======== Extracted data

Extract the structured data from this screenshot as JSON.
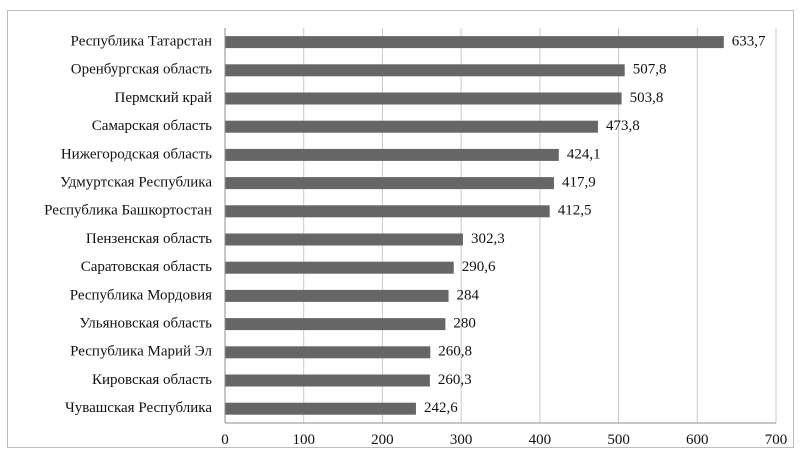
{
  "chart_data": {
    "type": "bar",
    "orientation": "horizontal",
    "categories": [
      "Республика Татарстан",
      "Оренбургская область",
      "Пермский край",
      "Самарская область",
      "Нижегородская область",
      "Удмуртская Республика",
      "Республика Башкортостан",
      "Пензенская область",
      "Саратовская область",
      "Республика Мордовия",
      "Ульяновская область",
      "Республика Марий Эл",
      "Кировская область",
      "Чувашская Республика"
    ],
    "values": [
      633.7,
      507.8,
      503.8,
      473.8,
      424.1,
      417.9,
      412.5,
      302.3,
      290.6,
      284,
      280,
      260.8,
      260.3,
      242.6
    ],
    "value_labels": [
      "633,7",
      "507,8",
      "503,8",
      "473,8",
      "424,1",
      "417,9",
      "412,5",
      "302,3",
      "290,6",
      "284",
      "280",
      "260,8",
      "260,3",
      "242,6"
    ],
    "xlim": [
      0,
      700
    ],
    "x_ticks": [
      0,
      100,
      200,
      300,
      400,
      500,
      600,
      700
    ],
    "x_tick_labels": [
      "0",
      "100",
      "200",
      "300",
      "400",
      "500",
      "600",
      "700"
    ],
    "grid": "vertical",
    "bar_color": "#666666",
    "title": "",
    "xlabel": "",
    "ylabel": ""
  }
}
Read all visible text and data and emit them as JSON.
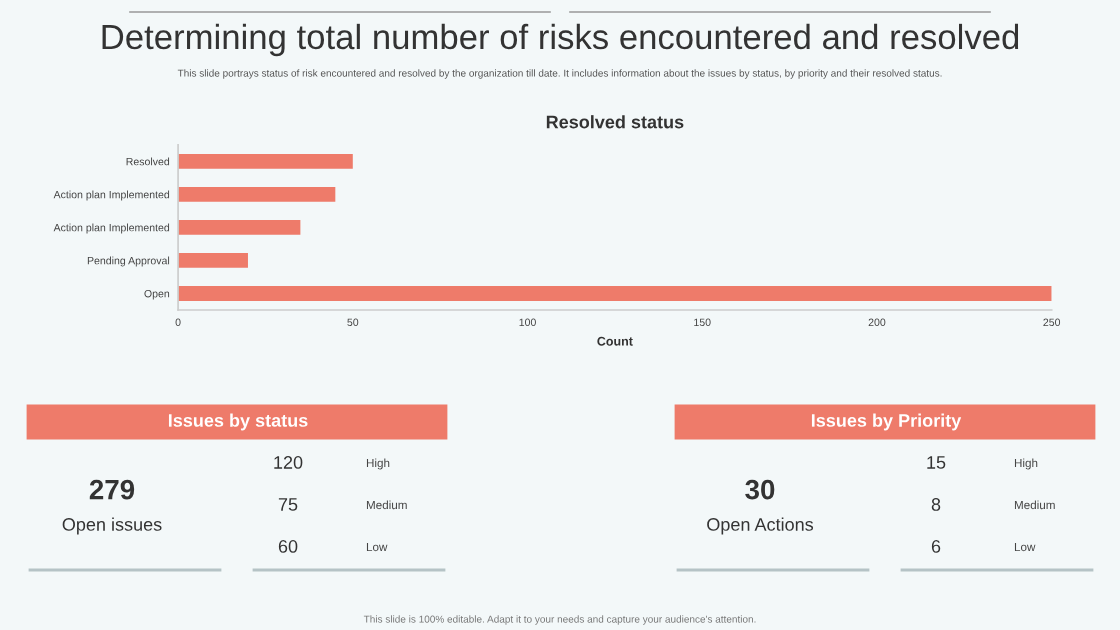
{
  "chart_data": [
    {
      "type": "other",
      "title": "Determining total number of risks encountered and resolved",
      "subtitle": "This slide portrays status of risk encountered and resolved by the organization till date. It includes information about the issues by status, by priority and their resolved status.",
      "annotations": [
        "This slide is 100% editable. Adapt it to your needs and capture your audience's attention."
      ]
    },
    {
      "type": "bar",
      "orientation": "horizontal",
      "title": "Resolved status",
      "xlabel": "Count",
      "categories": [
        "Resolved",
        "Action plan Implemented",
        "Action plan Implemented",
        "Pending Approval",
        "Open"
      ],
      "values": [
        50,
        45,
        35,
        20,
        250
      ],
      "color": "#ee7b6a",
      "xlim": [
        0,
        250
      ],
      "xticks": [
        0,
        50,
        100,
        150,
        200,
        250
      ],
      "grid": false
    },
    {
      "type": "other",
      "title": "Issues by status",
      "annotations": [
        "279",
        "Open issues"
      ],
      "categories": [
        "High",
        "Medium",
        "Low"
      ],
      "values": [
        120,
        75,
        60
      ],
      "data_labels": true,
      "color": "#ee7b6a"
    },
    {
      "type": "other",
      "title": "Issues by Priority",
      "annotations": [
        "30",
        "Open Actions"
      ],
      "categories": [
        "High",
        "Medium",
        "Low"
      ],
      "values": [
        15,
        8,
        6
      ],
      "data_labels": true,
      "color": "#ee7b6a"
    }
  ]
}
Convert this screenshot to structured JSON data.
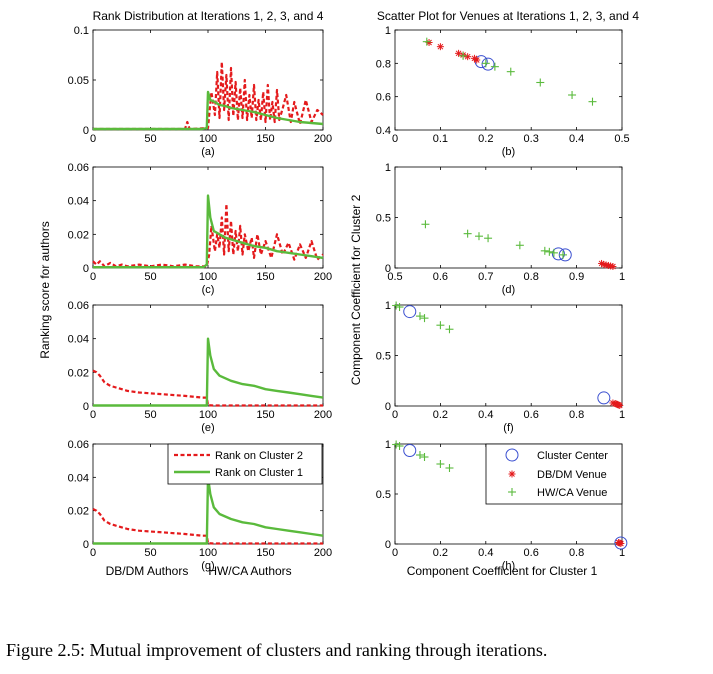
{
  "figure": {
    "caption": "Figure 2.5: Mutual improvement of clusters and ranking through iterations.",
    "left_title": "Rank Distribution at Iterations 1, 2, 3, and 4",
    "right_title": "Scatter Plot for Venues at Iterations 1, 2, 3, and 4",
    "left_ylabel": "Ranking score for authors",
    "right_ylabel": "Component Coefficient for Cluster 2",
    "right_xlabel": "Component Coefficient for Cluster 1",
    "left_xlabel_a": "DB/DM Authors",
    "left_xlabel_b": "HW/CA Authors",
    "left_legend": [
      "Rank on Cluster 2",
      "Rank on Cluster 1"
    ],
    "right_legend": [
      "Cluster Center",
      "DB/DM Venue",
      "HW/CA Venue"
    ],
    "colors": {
      "cluster2": "#e41a1c",
      "cluster1": "#5aba3c",
      "center": "#3a4fd0"
    }
  },
  "chart_data": [
    {
      "id": "a",
      "label": "(a)",
      "type": "line",
      "xlim": [
        0,
        200
      ],
      "ylim": [
        0,
        0.1
      ],
      "xticks": [
        0,
        50,
        100,
        150,
        200
      ],
      "yticks": [
        0,
        0.05,
        0.1
      ],
      "ytick_labels": [
        "0",
        "0.05",
        "0.1"
      ],
      "series": [
        {
          "name": "Rank on Cluster 2",
          "style": "dashed",
          "kind": "spiky",
          "x": [
            0,
            80,
            82,
            84,
            100,
            103,
            106,
            108,
            110,
            112,
            114,
            116,
            118,
            120,
            122,
            124,
            126,
            128,
            130,
            132,
            134,
            136,
            138,
            140,
            142,
            144,
            146,
            148,
            150,
            152,
            154,
            156,
            158,
            160,
            162,
            165,
            168,
            172,
            175,
            180,
            185,
            190,
            195,
            200
          ],
          "y": [
            0.001,
            0.001,
            0.008,
            0.001,
            0.002,
            0.038,
            0.015,
            0.058,
            0.012,
            0.068,
            0.02,
            0.055,
            0.01,
            0.062,
            0.014,
            0.048,
            0.01,
            0.042,
            0.012,
            0.05,
            0.01,
            0.035,
            0.012,
            0.045,
            0.01,
            0.03,
            0.01,
            0.038,
            0.008,
            0.045,
            0.01,
            0.028,
            0.008,
            0.04,
            0.01,
            0.022,
            0.035,
            0.008,
            0.028,
            0.006,
            0.03,
            0.008,
            0.02,
            0.015
          ]
        },
        {
          "name": "Rank on Cluster 1",
          "style": "solid",
          "kind": "line",
          "x": [
            0,
            95,
            99,
            100,
            102,
            106,
            110,
            115,
            120,
            130,
            140,
            150,
            160,
            170,
            180,
            190,
            200
          ],
          "y": [
            0.001,
            0.001,
            0.002,
            0.038,
            0.03,
            0.028,
            0.025,
            0.024,
            0.022,
            0.02,
            0.018,
            0.015,
            0.012,
            0.01,
            0.008,
            0.007,
            0.006
          ]
        }
      ]
    },
    {
      "id": "b",
      "label": "(b)",
      "type": "scatter",
      "xlim": [
        0,
        0.5
      ],
      "ylim": [
        0.4,
        1
      ],
      "xticks": [
        0,
        0.1,
        0.2,
        0.3,
        0.4,
        0.5
      ],
      "yticks": [
        0.4,
        0.6,
        0.8,
        1
      ],
      "ytick_labels": [
        "0.4",
        "0.6",
        "0.8",
        "1"
      ],
      "series": [
        {
          "name": "Cluster Center",
          "marker": "circle",
          "x": [
            0.19,
            0.205
          ],
          "y": [
            0.81,
            0.795
          ]
        },
        {
          "name": "DB/DM Venue",
          "marker": "star",
          "x": [
            0.075,
            0.1,
            0.14,
            0.15,
            0.16,
            0.175,
            0.18
          ],
          "y": [
            0.925,
            0.9,
            0.86,
            0.85,
            0.84,
            0.83,
            0.82
          ]
        },
        {
          "name": "HW/CA Venue",
          "marker": "plus",
          "x": [
            0.07,
            0.15,
            0.2,
            0.22,
            0.255,
            0.32,
            0.39,
            0.435
          ],
          "y": [
            0.93,
            0.845,
            0.8,
            0.78,
            0.75,
            0.685,
            0.61,
            0.57
          ]
        }
      ]
    },
    {
      "id": "c",
      "label": "(c)",
      "type": "line",
      "xlim": [
        0,
        200
      ],
      "ylim": [
        0,
        0.06
      ],
      "xticks": [
        0,
        50,
        100,
        150,
        200
      ],
      "yticks": [
        0,
        0.02,
        0.04,
        0.06
      ],
      "ytick_labels": [
        "0",
        "0.02",
        "0.04",
        "0.06"
      ],
      "series": [
        {
          "name": "Rank on Cluster 2",
          "style": "dashed",
          "kind": "spiky",
          "x": [
            0,
            3,
            6,
            10,
            15,
            20,
            25,
            30,
            40,
            50,
            60,
            70,
            80,
            90,
            99,
            101,
            103,
            106,
            108,
            110,
            112,
            114,
            116,
            118,
            120,
            122,
            124,
            126,
            128,
            130,
            132,
            135,
            138,
            140,
            143,
            146,
            150,
            155,
            160,
            165,
            170,
            175,
            180,
            185,
            190,
            195,
            200
          ],
          "y": [
            0.004,
            0.002,
            0.004,
            0.001,
            0.003,
            0.001,
            0.002,
            0.001,
            0.002,
            0.001,
            0.002,
            0.001,
            0.002,
            0.001,
            0.001,
            0.008,
            0.025,
            0.01,
            0.02,
            0.012,
            0.03,
            0.008,
            0.038,
            0.01,
            0.028,
            0.008,
            0.022,
            0.01,
            0.025,
            0.008,
            0.02,
            0.01,
            0.018,
            0.006,
            0.02,
            0.008,
            0.016,
            0.006,
            0.02,
            0.008,
            0.015,
            0.005,
            0.014,
            0.006,
            0.016,
            0.005,
            0.008
          ]
        },
        {
          "name": "Rank on Cluster 1",
          "style": "solid",
          "kind": "line",
          "x": [
            0,
            96,
            99,
            100,
            102,
            105,
            110,
            115,
            120,
            130,
            140,
            150,
            160,
            170,
            180,
            190,
            200
          ],
          "y": [
            0.0005,
            0.0005,
            0.002,
            0.043,
            0.03,
            0.022,
            0.02,
            0.018,
            0.017,
            0.015,
            0.013,
            0.012,
            0.01,
            0.009,
            0.008,
            0.007,
            0.006
          ]
        }
      ]
    },
    {
      "id": "d",
      "label": "(d)",
      "type": "scatter",
      "xlim": [
        0.5,
        1
      ],
      "ylim": [
        0,
        1
      ],
      "xticks": [
        0.5,
        0.6,
        0.7,
        0.8,
        0.9,
        1
      ],
      "yticks": [
        0,
        0.5,
        1
      ],
      "ytick_labels": [
        "0",
        "0.5",
        "1"
      ],
      "series": [
        {
          "name": "Cluster Center",
          "marker": "circle",
          "x": [
            0.86,
            0.875
          ],
          "y": [
            0.14,
            0.13
          ]
        },
        {
          "name": "DB/DM Venue",
          "marker": "star",
          "x": [
            0.955,
            0.96,
            0.965,
            0.97,
            0.975,
            0.98
          ],
          "y": [
            0.045,
            0.035,
            0.03,
            0.025,
            0.02,
            0.015
          ]
        },
        {
          "name": "HW/CA Venue",
          "marker": "plus",
          "x": [
            0.567,
            0.66,
            0.685,
            0.705,
            0.775,
            0.83,
            0.84,
            0.85,
            0.87
          ],
          "y": [
            0.433,
            0.34,
            0.315,
            0.295,
            0.225,
            0.17,
            0.16,
            0.15,
            0.13
          ]
        }
      ]
    },
    {
      "id": "e",
      "label": "(e)",
      "type": "line",
      "xlim": [
        0,
        200
      ],
      "ylim": [
        0,
        0.06
      ],
      "xticks": [
        0,
        50,
        100,
        150,
        200
      ],
      "yticks": [
        0,
        0.02,
        0.04,
        0.06
      ],
      "ytick_labels": [
        "0",
        "0.02",
        "0.04",
        "0.06"
      ],
      "series": [
        {
          "name": "Rank on Cluster 2",
          "style": "dashed",
          "kind": "line",
          "x": [
            0,
            3,
            6,
            10,
            15,
            20,
            30,
            40,
            60,
            80,
            95,
            99,
            100,
            105,
            150,
            200
          ],
          "y": [
            0.021,
            0.02,
            0.018,
            0.014,
            0.012,
            0.011,
            0.009,
            0.008,
            0.007,
            0.006,
            0.005,
            0.005,
            0.0005,
            0.0003,
            0.0003,
            0.0003
          ]
        },
        {
          "name": "Rank on Cluster 1",
          "style": "solid",
          "kind": "line",
          "x": [
            0,
            99,
            100,
            102,
            105,
            110,
            120,
            130,
            140,
            150,
            160,
            170,
            180,
            190,
            200
          ],
          "y": [
            0.0003,
            0.0003,
            0.04,
            0.03,
            0.022,
            0.018,
            0.015,
            0.013,
            0.012,
            0.01,
            0.009,
            0.008,
            0.007,
            0.006,
            0.005
          ]
        }
      ]
    },
    {
      "id": "f",
      "label": "(f)",
      "type": "scatter",
      "xlim": [
        0,
        1
      ],
      "ylim": [
        0,
        1
      ],
      "xticks": [
        0,
        0.2,
        0.4,
        0.6,
        0.8,
        1
      ],
      "yticks": [
        0,
        0.5,
        1
      ],
      "ytick_labels": [
        "0",
        "0.5",
        "1"
      ],
      "series": [
        {
          "name": "Cluster Center",
          "marker": "circle",
          "x": [
            0.065,
            0.92
          ],
          "y": [
            0.935,
            0.08
          ]
        },
        {
          "name": "DB/DM Venue",
          "marker": "star",
          "x": [
            0.96,
            0.97,
            0.975,
            0.98,
            0.985,
            0.99
          ],
          "y": [
            0.03,
            0.025,
            0.02,
            0.015,
            0.01,
            0.005
          ]
        },
        {
          "name": "HW/CA Venue",
          "marker": "plus",
          "x": [
            0.005,
            0.02,
            0.11,
            0.13,
            0.2,
            0.24
          ],
          "y": [
            0.995,
            0.98,
            0.89,
            0.87,
            0.8,
            0.76
          ]
        }
      ]
    },
    {
      "id": "g",
      "label": "(g)",
      "type": "line",
      "xlim": [
        0,
        200
      ],
      "ylim": [
        0,
        0.06
      ],
      "xticks": [
        0,
        50,
        100,
        150,
        200
      ],
      "yticks": [
        0,
        0.02,
        0.04,
        0.06
      ],
      "ytick_labels": [
        "0",
        "0.02",
        "0.04",
        "0.06"
      ],
      "series": [
        {
          "name": "Rank on Cluster 2",
          "style": "dashed",
          "kind": "line",
          "x": [
            0,
            3,
            6,
            10,
            15,
            20,
            30,
            40,
            60,
            80,
            95,
            99,
            100,
            105,
            150,
            200
          ],
          "y": [
            0.021,
            0.02,
            0.018,
            0.014,
            0.012,
            0.011,
            0.009,
            0.008,
            0.007,
            0.006,
            0.005,
            0.005,
            0.0005,
            0.0003,
            0.0003,
            0.0003
          ]
        },
        {
          "name": "Rank on Cluster 1",
          "style": "solid",
          "kind": "line",
          "x": [
            0,
            99,
            100,
            102,
            105,
            110,
            120,
            130,
            140,
            150,
            160,
            170,
            180,
            190,
            200
          ],
          "y": [
            0.0003,
            0.0003,
            0.04,
            0.03,
            0.022,
            0.018,
            0.015,
            0.013,
            0.012,
            0.01,
            0.009,
            0.008,
            0.007,
            0.006,
            0.005
          ]
        }
      ]
    },
    {
      "id": "h",
      "label": "(h)",
      "type": "scatter",
      "xlim": [
        0,
        1
      ],
      "ylim": [
        0,
        1
      ],
      "xticks": [
        0,
        0.2,
        0.4,
        0.6,
        0.8,
        1
      ],
      "yticks": [
        0,
        0.5,
        1
      ],
      "ytick_labels": [
        "0",
        "0.5",
        "1"
      ],
      "series": [
        {
          "name": "Cluster Center",
          "marker": "circle",
          "x": [
            0.065,
            0.995
          ],
          "y": [
            0.935,
            0.01
          ]
        },
        {
          "name": "DB/DM Venue",
          "marker": "star",
          "x": [
            0.985,
            0.99,
            0.995
          ],
          "y": [
            0.015,
            0.01,
            0.005
          ]
        },
        {
          "name": "HW/CA Venue",
          "marker": "plus",
          "x": [
            0.005,
            0.02,
            0.11,
            0.13,
            0.2,
            0.24
          ],
          "y": [
            0.995,
            0.98,
            0.89,
            0.87,
            0.8,
            0.76
          ]
        }
      ]
    }
  ]
}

================

--- Task to carry out ---
How many lines in the data contain the string "horizontal"? Respond with the number only.

--- The result ---
2